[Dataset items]
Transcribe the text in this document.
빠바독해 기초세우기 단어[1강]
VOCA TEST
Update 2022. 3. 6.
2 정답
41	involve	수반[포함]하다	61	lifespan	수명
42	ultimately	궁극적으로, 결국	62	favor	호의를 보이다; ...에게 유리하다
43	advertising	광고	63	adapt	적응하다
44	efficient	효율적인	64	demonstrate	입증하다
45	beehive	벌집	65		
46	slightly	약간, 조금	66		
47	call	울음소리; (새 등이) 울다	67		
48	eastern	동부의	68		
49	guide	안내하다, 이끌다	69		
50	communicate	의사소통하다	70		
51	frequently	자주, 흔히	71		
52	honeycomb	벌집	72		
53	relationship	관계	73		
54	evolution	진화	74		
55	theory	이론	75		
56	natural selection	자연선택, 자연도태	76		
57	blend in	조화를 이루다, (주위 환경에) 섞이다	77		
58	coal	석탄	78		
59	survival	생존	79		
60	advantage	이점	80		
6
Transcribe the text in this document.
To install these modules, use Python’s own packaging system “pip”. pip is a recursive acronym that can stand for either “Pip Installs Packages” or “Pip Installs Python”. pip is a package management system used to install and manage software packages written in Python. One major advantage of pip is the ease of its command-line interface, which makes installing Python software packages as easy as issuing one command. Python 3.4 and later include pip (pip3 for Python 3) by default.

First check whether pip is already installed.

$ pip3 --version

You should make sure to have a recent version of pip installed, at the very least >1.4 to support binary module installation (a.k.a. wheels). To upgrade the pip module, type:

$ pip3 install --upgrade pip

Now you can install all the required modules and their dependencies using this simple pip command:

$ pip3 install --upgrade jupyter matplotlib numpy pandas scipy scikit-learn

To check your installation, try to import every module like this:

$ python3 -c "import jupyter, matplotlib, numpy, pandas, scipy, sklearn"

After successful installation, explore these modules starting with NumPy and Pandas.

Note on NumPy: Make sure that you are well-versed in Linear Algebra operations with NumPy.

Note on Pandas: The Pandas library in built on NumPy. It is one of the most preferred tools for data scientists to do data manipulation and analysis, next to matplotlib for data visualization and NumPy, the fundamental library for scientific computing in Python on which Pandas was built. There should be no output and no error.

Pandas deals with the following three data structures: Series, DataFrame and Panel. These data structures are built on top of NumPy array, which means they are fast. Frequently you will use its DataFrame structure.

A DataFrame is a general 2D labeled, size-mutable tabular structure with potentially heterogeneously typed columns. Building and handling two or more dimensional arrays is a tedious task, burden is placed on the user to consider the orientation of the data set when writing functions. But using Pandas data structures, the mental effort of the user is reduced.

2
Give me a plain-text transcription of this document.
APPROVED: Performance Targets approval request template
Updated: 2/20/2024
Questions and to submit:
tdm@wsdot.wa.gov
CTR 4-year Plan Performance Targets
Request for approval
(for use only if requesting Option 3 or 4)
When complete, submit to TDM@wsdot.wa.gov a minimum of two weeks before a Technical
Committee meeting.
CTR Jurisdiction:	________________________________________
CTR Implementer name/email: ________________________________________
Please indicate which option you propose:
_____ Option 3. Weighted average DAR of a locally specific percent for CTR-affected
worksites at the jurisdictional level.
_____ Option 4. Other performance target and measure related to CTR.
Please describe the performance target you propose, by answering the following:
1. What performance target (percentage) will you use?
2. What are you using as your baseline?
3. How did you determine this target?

EXERCISE AIM
From the entries above, collect every line with the string "wsdot" in it.

RESPONSE FOR THIS EXERCISE
tdm@wsdot.wa.gov
When complete, submit to TDM@wsdot.wa.gov a minimum of two weeks before a Technical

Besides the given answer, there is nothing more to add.